-- Supplied information follows --
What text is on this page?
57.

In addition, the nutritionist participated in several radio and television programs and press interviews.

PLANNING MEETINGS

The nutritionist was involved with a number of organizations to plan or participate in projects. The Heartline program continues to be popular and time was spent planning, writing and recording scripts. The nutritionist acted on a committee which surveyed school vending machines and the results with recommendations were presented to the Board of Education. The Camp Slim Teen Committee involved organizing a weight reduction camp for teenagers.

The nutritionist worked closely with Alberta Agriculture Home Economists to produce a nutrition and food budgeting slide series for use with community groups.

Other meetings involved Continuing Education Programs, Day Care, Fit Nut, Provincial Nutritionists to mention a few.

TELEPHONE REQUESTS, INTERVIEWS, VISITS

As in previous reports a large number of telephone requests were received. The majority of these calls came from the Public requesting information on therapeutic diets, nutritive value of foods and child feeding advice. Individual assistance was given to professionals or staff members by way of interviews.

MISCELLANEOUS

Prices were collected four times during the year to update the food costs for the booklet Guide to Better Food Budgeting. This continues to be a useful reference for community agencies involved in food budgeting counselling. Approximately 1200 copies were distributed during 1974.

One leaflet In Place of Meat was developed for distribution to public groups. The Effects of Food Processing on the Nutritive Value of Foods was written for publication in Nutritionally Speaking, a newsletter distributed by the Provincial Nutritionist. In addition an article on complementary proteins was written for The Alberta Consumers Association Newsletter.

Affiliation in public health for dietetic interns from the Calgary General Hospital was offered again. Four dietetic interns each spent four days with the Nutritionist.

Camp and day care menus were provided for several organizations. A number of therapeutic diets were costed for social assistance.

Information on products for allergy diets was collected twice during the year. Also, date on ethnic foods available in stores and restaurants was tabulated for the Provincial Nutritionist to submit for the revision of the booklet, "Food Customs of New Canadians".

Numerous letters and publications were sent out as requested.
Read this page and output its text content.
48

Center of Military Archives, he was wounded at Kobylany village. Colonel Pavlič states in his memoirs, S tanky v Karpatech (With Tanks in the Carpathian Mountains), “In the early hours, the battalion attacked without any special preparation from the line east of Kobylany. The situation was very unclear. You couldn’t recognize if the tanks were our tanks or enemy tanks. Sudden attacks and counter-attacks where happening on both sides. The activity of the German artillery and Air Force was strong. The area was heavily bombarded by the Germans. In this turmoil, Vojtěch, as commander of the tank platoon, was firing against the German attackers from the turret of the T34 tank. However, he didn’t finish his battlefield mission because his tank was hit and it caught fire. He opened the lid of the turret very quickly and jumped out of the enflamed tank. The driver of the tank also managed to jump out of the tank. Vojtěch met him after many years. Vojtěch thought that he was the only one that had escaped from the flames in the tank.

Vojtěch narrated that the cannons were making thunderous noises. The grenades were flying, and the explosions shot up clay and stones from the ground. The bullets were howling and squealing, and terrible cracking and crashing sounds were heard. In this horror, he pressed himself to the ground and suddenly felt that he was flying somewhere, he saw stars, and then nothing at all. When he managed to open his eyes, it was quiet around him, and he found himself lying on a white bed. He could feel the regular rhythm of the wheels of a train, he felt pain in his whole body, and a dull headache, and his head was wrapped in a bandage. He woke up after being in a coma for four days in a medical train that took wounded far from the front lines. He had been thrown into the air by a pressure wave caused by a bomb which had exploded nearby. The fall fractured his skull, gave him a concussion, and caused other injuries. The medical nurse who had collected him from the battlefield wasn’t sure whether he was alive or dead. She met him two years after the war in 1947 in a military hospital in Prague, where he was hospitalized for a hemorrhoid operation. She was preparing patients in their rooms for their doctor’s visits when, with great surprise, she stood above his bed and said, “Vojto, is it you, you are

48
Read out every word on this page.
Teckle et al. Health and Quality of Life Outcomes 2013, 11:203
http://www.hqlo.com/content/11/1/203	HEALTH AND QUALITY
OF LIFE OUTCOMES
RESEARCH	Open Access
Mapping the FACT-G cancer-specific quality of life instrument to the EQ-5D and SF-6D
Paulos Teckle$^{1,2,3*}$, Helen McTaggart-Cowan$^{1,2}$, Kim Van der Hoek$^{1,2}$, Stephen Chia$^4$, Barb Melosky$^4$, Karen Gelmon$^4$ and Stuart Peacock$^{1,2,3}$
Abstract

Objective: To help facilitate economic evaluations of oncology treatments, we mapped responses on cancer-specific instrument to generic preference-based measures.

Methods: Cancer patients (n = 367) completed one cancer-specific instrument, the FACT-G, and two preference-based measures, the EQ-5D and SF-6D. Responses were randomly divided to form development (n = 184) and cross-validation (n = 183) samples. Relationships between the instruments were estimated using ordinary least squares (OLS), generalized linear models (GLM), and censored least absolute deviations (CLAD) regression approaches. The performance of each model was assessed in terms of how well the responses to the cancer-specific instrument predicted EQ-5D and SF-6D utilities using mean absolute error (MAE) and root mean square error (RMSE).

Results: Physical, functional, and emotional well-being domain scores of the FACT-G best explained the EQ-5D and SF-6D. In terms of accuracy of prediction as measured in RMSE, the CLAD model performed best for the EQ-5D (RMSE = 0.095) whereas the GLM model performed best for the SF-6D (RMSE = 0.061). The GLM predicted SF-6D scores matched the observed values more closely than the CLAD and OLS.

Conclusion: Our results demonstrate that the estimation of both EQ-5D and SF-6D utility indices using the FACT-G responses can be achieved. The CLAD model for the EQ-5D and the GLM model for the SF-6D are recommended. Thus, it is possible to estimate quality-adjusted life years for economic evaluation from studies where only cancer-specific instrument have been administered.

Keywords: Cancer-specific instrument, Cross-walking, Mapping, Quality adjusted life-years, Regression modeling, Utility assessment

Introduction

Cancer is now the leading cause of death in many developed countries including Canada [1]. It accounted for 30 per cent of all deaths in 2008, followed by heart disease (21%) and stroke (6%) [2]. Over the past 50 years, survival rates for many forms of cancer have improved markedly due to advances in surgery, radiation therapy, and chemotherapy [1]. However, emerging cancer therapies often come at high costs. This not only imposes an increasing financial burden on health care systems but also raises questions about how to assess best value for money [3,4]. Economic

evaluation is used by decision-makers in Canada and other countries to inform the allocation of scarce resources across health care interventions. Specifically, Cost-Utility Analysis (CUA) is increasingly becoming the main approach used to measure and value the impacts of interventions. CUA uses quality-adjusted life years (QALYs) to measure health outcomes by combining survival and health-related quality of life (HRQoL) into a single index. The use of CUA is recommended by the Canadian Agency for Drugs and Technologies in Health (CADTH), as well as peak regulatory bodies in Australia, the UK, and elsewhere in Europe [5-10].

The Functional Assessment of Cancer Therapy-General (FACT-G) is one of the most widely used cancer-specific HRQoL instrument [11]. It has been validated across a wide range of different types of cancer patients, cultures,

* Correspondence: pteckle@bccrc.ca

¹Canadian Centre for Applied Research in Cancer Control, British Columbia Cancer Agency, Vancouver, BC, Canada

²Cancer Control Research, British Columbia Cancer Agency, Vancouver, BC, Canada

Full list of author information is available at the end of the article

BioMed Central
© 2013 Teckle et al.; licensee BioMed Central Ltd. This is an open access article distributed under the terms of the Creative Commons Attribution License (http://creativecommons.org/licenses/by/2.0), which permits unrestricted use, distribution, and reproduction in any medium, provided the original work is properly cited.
-- Supplied information concluded --
**What you will do**
Output the records above in their entirety, exactly.

**Result for this task**
What text is on this page?
57.

In addition, the nutritionist participated in several radio and television programs and press interviews.

PLANNING MEETINGS

The nutritionist was involved with a number of organizations to plan or participate in projects. The Heartline program continues to be popular and time was spent planning, writing and recording scripts. The nutritionist acted on a committee which surveyed school vending machines and the results with recommendations were presented to the Board of Education. The Camp Slim Teen Committee involved organizing a weight reduction camp for teenagers.

The nutritionist worked closely with Alberta Agriculture Home Economists to produce a nutrition and food budgeting slide series for use with community groups.

Other meetings involved Continuing Education Programs, Day Care, Fit Nut, Provincial Nutritionists to mention a few.

TELEPHONE REQUESTS, INTERVIEWS, VISITS

As in previous reports a large number of telephone requests were received. The majority of these calls came from the Public requesting information on therapeutic diets, nutritive value of foods and child feeding advice. Individual assistance was given to professionals or staff members by way of interviews.

MISCELLANEOUS

Prices were collected four times during the year to update the food costs for the booklet Guide to Better Food Budgeting. This continues to be a useful reference for community agencies involved in food budgeting counselling. Approximately 1200 copies were distributed during 1974.

One leaflet In Place of Meat was developed for distribution to public groups. The Effects of Food Processing on the Nutritive Value of Foods was written for publication in Nutritionally Speaking, a newsletter distributed by the Provincial Nutritionist. In addition an article on complementary proteins was written for The Alberta Consumers Association Newsletter.

Affiliation in public health for dietetic interns from the Calgary General Hospital was offered again. Four dietetic interns each spent four days with the Nutritionist.

Camp and day care menus were provided for several organizations. A number of therapeutic diets were costed for social assistance.

Information on products for allergy diets was collected twice during the year. Also, date on ethnic foods available in stores and restaurants was tabulated for the Provincial Nutritionist to submit for the revision of the booklet, "Food Customs of New Canadians".

Numerous letters and publications were sent out as requested.
Read this page and output its text content.
48

Center of Military Archives, he was wounded at Kobylany village. Colonel Pavlič states in his memoirs, S tanky v Karpatech (With Tanks in the Carpathian Mountains), “In the early hours, the battalion attacked without any special preparation from the line east of Kobylany. The situation was very unclear. You couldn’t recognize if the tanks were our tanks or enemy tanks. Sudden attacks and counter-attacks where happening on both sides. The activity of the German artillery and Air Force was strong. The area was heavily bombarded by the Germans. In this turmoil, Vojtěch, as commander of the tank platoon, was firing against the German attackers from the turret of the T34 tank. However, he didn’t finish his battlefield mission because his tank was hit and it caught fire. He opened the lid of the turret very quickly and jumped out of the enflamed tank. The driver of the tank also managed to jump out of the tank. Vojtěch met him after many years. Vojtěch thought that he was the only one that had escaped from the flames in the tank.

Vojtěch narrated that the cannons were making thunderous noises. The grenades were flying, and the explosions shot up clay and stones from the ground. The bullets were howling and squealing, and terrible cracking and crashing sounds were heard. In this horror, he pressed himself to the ground and suddenly felt that he was flying somewhere, he saw stars, and then nothing at all. When he managed to open his eyes, it was quiet around him, and he found himself lying on a white bed. He could feel the regular rhythm of the wheels of a train, he felt pain in his whole body, and a dull headache, and his head was wrapped in a bandage. He woke up after being in a coma for four days in a medical train that took wounded far from the front lines. He had been thrown into the air by a pressure wave caused by a bomb which had exploded nearby. The fall fractured his skull, gave him a concussion, and caused other injuries. The medical nurse who had collected him from the battlefield wasn’t sure whether he was alive or dead. She met him two years after the war in 1947 in a military hospital in Prague, where he was hospitalized for a hemorrhoid operation. She was preparing patients in their rooms for their doctor’s visits when, with great surprise, she stood above his bed and said, “Vojto, is it you, you are

48
Read out every word on this page.
Teckle et al. Health and Quality of Life Outcomes 2013, 11:203
http://www.hqlo.com/content/11/1/203	HEALTH AND QUALITY
OF LIFE OUTCOMES
RESEARCH	Open Access
Mapping the FACT-G cancer-specific quality of life instrument to the EQ-5D and SF-6D
Paulos Teckle$^{1,2,3*}$, Helen McTaggart-Cowan$^{1,2}$, Kim Van der Hoek$^{1,2}$, Stephen Chia$^4$, Barb Melosky$^4$, Karen Gelmon$^4$ and Stuart Peacock$^{1,2,3}$
Abstract

Objective: To help facilitate economic evaluations of oncology treatments, we mapped responses on cancer-specific instrument to generic preference-based measures.

Methods: Cancer patients (n = 367) completed one cancer-specific instrument, the FACT-G, and two preference-based measures, the EQ-5D and SF-6D. Responses were randomly divided to form development (n = 184) and cross-validation (n = 183) samples. Relationships between the instruments were estimated using ordinary least squares (OLS), generalized linear models (GLM), and censored least absolute deviations (CLAD) regression approaches. The performance of each model was assessed in terms of how well the responses to the cancer-specific instrument predicted EQ-5D and SF-6D utilities using mean absolute error (MAE) and root mean square error (RMSE).

Results: Physical, functional, and emotional well-being domain scores of the FACT-G best explained the EQ-5D and SF-6D. In terms of accuracy of prediction as measured in RMSE, the CLAD model performed best for the EQ-5D (RMSE = 0.095) whereas the GLM model performed best for the SF-6D (RMSE = 0.061). The GLM predicted SF-6D scores matched the observed values more closely than the CLAD and OLS.

Conclusion: Our results demonstrate that the estimation of both EQ-5D and SF-6D utility indices using the FACT-G responses can be achieved. The CLAD model for the EQ-5D and the GLM model for the SF-6D are recommended. Thus, it is possible to estimate quality-adjusted life years for economic evaluation from studies where only cancer-specific instrument have been administered.

Keywords: Cancer-specific instrument, Cross-walking, Mapping, Quality adjusted life-years, Regression modeling, Utility assessment

Introduction

Cancer is now the leading cause of death in many developed countries including Canada [1]. It accounted for 30 per cent of all deaths in 2008, followed by heart disease (21%) and stroke (6%) [2]. Over the past 50 years, survival rates for many forms of cancer have improved markedly due to advances in surgery, radiation therapy, and chemotherapy [1]. However, emerging cancer therapies often come at high costs. This not only imposes an increasing financial burden on health care systems but also raises questions about how to assess best value for money [3,4]. Economic

evaluation is used by decision-makers in Canada and other countries to inform the allocation of scarce resources across health care interventions. Specifically, Cost-Utility Analysis (CUA) is increasingly becoming the main approach used to measure and value the impacts of interventions. CUA uses quality-adjusted life years (QALYs) to measure health outcomes by combining survival and health-related quality of life (HRQoL) into a single index. The use of CUA is recommended by the Canadian Agency for Drugs and Technologies in Health (CADTH), as well as peak regulatory bodies in Australia, the UK, and elsewhere in Europe [5-10].

The Functional Assessment of Cancer Therapy-General (FACT-G) is one of the most widely used cancer-specific HRQoL instrument [11]. It has been validated across a wide range of different types of cancer patients, cultures,

* Correspondence: pteckle@bccrc.ca

¹Canadian Centre for Applied Research in Cancer Control, British Columbia Cancer Agency, Vancouver, BC, Canada

²Cancer Control Research, British Columbia Cancer Agency, Vancouver, BC, Canada

Full list of author information is available at the end of the article

BioMed Central
© 2013 Teckle et al.; licensee BioMed Central Ltd. This is an open access article distributed under the terms of the Creative Commons Attribution License (http://creativecommons.org/licenses/by/2.0), which permits unrestricted use, distribution, and reproduction in any medium, provided the original work is properly cited.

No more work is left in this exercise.